TASK BRIEF:
Copy out the listing that follows exactly, dropping every picture.

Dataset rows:
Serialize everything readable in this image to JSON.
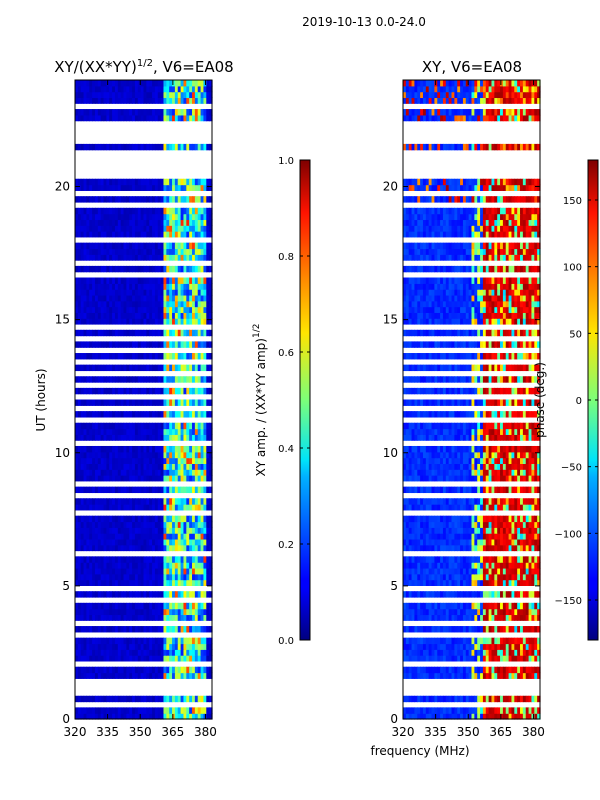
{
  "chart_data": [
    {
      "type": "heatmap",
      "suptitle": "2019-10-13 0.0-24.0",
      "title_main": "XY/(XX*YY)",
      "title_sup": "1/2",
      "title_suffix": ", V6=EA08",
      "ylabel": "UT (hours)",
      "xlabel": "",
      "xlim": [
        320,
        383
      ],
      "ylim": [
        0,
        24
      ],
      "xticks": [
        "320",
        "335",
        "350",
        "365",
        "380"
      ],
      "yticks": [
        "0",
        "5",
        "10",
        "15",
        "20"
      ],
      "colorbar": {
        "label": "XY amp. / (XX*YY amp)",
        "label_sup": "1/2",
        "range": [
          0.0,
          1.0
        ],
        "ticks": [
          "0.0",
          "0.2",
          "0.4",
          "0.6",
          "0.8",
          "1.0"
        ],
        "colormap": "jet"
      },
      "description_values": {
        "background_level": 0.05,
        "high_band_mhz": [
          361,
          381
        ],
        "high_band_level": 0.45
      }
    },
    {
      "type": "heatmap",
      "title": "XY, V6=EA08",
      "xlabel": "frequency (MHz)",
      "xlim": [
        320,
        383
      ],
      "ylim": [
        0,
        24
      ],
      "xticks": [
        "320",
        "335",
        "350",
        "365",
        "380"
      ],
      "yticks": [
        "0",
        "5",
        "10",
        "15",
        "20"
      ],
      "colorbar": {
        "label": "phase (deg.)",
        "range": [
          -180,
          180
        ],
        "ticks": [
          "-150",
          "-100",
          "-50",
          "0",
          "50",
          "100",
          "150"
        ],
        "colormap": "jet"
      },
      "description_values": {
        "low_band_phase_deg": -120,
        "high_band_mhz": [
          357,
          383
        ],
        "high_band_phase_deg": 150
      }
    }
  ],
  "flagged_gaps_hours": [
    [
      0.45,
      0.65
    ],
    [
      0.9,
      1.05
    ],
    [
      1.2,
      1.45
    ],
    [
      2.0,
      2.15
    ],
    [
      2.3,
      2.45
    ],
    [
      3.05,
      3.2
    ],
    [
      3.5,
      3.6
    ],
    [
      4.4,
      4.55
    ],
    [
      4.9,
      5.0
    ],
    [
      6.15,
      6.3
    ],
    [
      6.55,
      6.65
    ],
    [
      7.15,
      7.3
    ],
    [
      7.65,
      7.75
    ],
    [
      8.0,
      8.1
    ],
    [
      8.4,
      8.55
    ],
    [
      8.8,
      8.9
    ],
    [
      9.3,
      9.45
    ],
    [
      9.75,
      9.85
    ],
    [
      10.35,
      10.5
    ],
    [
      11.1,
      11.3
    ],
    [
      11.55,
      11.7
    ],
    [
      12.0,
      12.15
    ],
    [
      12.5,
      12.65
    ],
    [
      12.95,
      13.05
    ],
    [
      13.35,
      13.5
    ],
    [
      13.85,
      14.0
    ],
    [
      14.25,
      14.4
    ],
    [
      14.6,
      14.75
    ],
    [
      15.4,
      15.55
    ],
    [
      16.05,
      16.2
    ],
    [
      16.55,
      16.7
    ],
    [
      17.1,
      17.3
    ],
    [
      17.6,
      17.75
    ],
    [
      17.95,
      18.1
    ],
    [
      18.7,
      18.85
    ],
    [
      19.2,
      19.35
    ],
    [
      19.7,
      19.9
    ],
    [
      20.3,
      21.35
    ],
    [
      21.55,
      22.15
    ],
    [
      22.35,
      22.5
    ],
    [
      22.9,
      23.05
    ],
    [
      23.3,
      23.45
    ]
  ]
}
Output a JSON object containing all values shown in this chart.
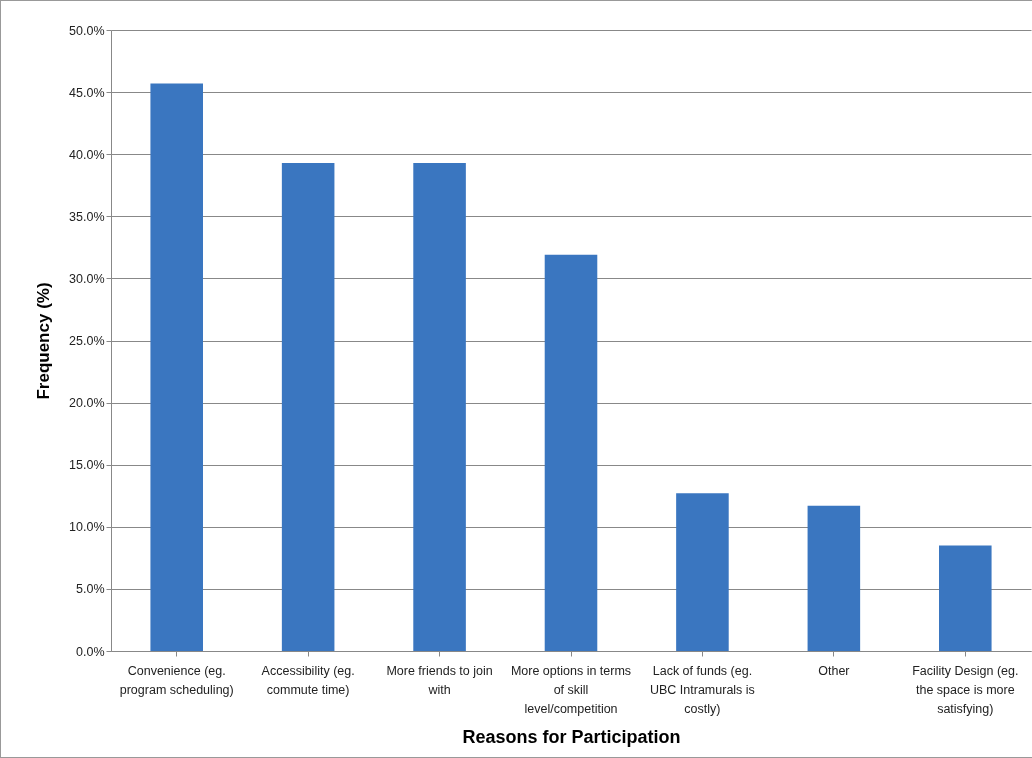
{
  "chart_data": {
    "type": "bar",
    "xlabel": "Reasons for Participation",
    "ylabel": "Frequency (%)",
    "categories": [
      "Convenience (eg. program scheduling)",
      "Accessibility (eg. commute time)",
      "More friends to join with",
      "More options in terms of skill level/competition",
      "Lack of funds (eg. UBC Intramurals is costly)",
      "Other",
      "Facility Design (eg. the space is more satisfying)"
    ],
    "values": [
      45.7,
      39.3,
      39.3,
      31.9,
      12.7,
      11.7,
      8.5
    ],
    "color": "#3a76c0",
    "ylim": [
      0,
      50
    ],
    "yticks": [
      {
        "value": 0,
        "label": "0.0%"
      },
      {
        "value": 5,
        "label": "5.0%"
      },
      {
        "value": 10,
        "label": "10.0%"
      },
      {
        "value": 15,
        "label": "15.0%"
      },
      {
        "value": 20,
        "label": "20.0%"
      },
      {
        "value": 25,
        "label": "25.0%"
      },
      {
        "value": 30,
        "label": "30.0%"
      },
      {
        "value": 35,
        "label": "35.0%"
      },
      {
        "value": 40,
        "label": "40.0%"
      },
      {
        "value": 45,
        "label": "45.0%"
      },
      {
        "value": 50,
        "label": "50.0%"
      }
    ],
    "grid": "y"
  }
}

SOLUTION TO THIS EXERCISE:
Serialize everything readable in this image to JSON.
{
  "chart_data": [
    {
      "type": "heatmap",
      "suptitle": "2019-10-13 0.0-24.0",
      "title_main": "XY/(XX*YY)",
      "title_sup": "1/2",
      "title_suffix": ", V6=EA08",
      "ylabel": "UT (hours)",
      "xlabel": "",
      "xlim": [
        320,
        383
      ],
      "ylim": [
        0,
        24
      ],
      "xticks": [
        "320",
        "335",
        "350",
        "365",
        "380"
      ],
      "yticks": [
        "0",
        "5",
        "10",
        "15",
        "20"
      ],
      "colorbar": {
        "label": "XY amp. / (XX*YY amp)",
        "label_sup": "1/2",
        "range": [
          0.0,
          1.0
        ],
        "ticks": [
          "0.0",
          "0.2",
          "0.4",
          "0.6",
          "0.8",
          "1.0"
        ],
        "colormap": "jet"
      },
      "description_values": {
        "background_level": 0.05,
        "high_band_mhz": [
          361,
          381
        ],
        "high_band_level": 0.45
      }
    },
    {
      "type": "heatmap",
      "title": "XY, V6=EA08",
      "xlabel": "frequency (MHz)",
      "xlim": [
        320,
        383
      ],
      "ylim": [
        0,
        24
      ],
      "xticks": [
        "320",
        "335",
        "350",
        "365",
        "380"
      ],
      "yticks": [
        "0",
        "5",
        "10",
        "15",
        "20"
      ],
      "colorbar": {
        "label": "phase (deg.)",
        "range": [
          -180,
          180
        ],
        "ticks": [
          "-150",
          "-100",
          "-50",
          "0",
          "50",
          "100",
          "150"
        ],
        "colormap": "jet"
      },
      "description_values": {
        "low_band_phase_deg": -120,
        "high_band_mhz": [
          357,
          383
        ],
        "high_band_phase_deg": 150
      }
    }
  ],
  "flagged_gaps_hours": [
    [
      0.45,
      0.65
    ],
    [
      0.9,
      1.05
    ],
    [
      1.2,
      1.45
    ],
    [
      2.0,
      2.15
    ],
    [
      2.3,
      2.45
    ],
    [
      3.05,
      3.2
    ],
    [
      3.5,
      3.6
    ],
    [
      4.4,
      4.55
    ],
    [
      4.9,
      5.0
    ],
    [
      6.15,
      6.3
    ],
    [
      6.55,
      6.65
    ],
    [
      7.15,
      7.3
    ],
    [
      7.65,
      7.75
    ],
    [
      8.0,
      8.1
    ],
    [
      8.4,
      8.55
    ],
    [
      8.8,
      8.9
    ],
    [
      9.3,
      9.45
    ],
    [
      9.75,
      9.85
    ],
    [
      10.35,
      10.5
    ],
    [
      11.1,
      11.3
    ],
    [
      11.55,
      11.7
    ],
    [
      12.0,
      12.15
    ],
    [
      12.5,
      12.65
    ],
    [
      12.95,
      13.05
    ],
    [
      13.35,
      13.5
    ],
    [
      13.85,
      14.0
    ],
    [
      14.25,
      14.4
    ],
    [
      14.6,
      14.75
    ],
    [
      15.4,
      15.55
    ],
    [
      16.05,
      16.2
    ],
    [
      16.55,
      16.7
    ],
    [
      17.1,
      17.3
    ],
    [
      17.6,
      17.75
    ],
    [
      17.95,
      18.1
    ],
    [
      18.7,
      18.85
    ],
    [
      19.2,
      19.35
    ],
    [
      19.7,
      19.9
    ],
    [
      20.3,
      21.35
    ],
    [
      21.55,
      22.15
    ],
    [
      22.35,
      22.5
    ],
    [
      22.9,
      23.05
    ],
    [
      23.3,
      23.45
    ]
  ]
}
Output a JSON object containing all values shown in this chart.
{
  "chart_data": {
    "type": "bar",
    "xlabel": "Reasons for Participation",
    "ylabel": "Frequency (%)",
    "categories": [
      "Convenience (eg. program scheduling)",
      "Accessibility (eg. commute time)",
      "More friends to join with",
      "More options in terms of skill level/competition",
      "Lack of funds (eg. UBC Intramurals is costly)",
      "Other",
      "Facility Design (eg. the space is more satisfying)"
    ],
    "values": [
      45.7,
      39.3,
      39.3,
      31.9,
      12.7,
      11.7,
      8.5
    ],
    "color": "#3a76c0",
    "ylim": [
      0,
      50
    ],
    "yticks": [
      {
        "value": 0,
        "label": "0.0%"
      },
      {
        "value": 5,
        "label": "5.0%"
      },
      {
        "value": 10,
        "label": "10.0%"
      },
      {
        "value": 15,
        "label": "15.0%"
      },
      {
        "value": 20,
        "label": "20.0%"
      },
      {
        "value": 25,
        "label": "25.0%"
      },
      {
        "value": 30,
        "label": "30.0%"
      },
      {
        "value": 35,
        "label": "35.0%"
      },
      {
        "value": 40,
        "label": "40.0%"
      },
      {
        "value": 45,
        "label": "45.0%"
      },
      {
        "value": 50,
        "label": "50.0%"
      }
    ],
    "grid": "y"
  }
}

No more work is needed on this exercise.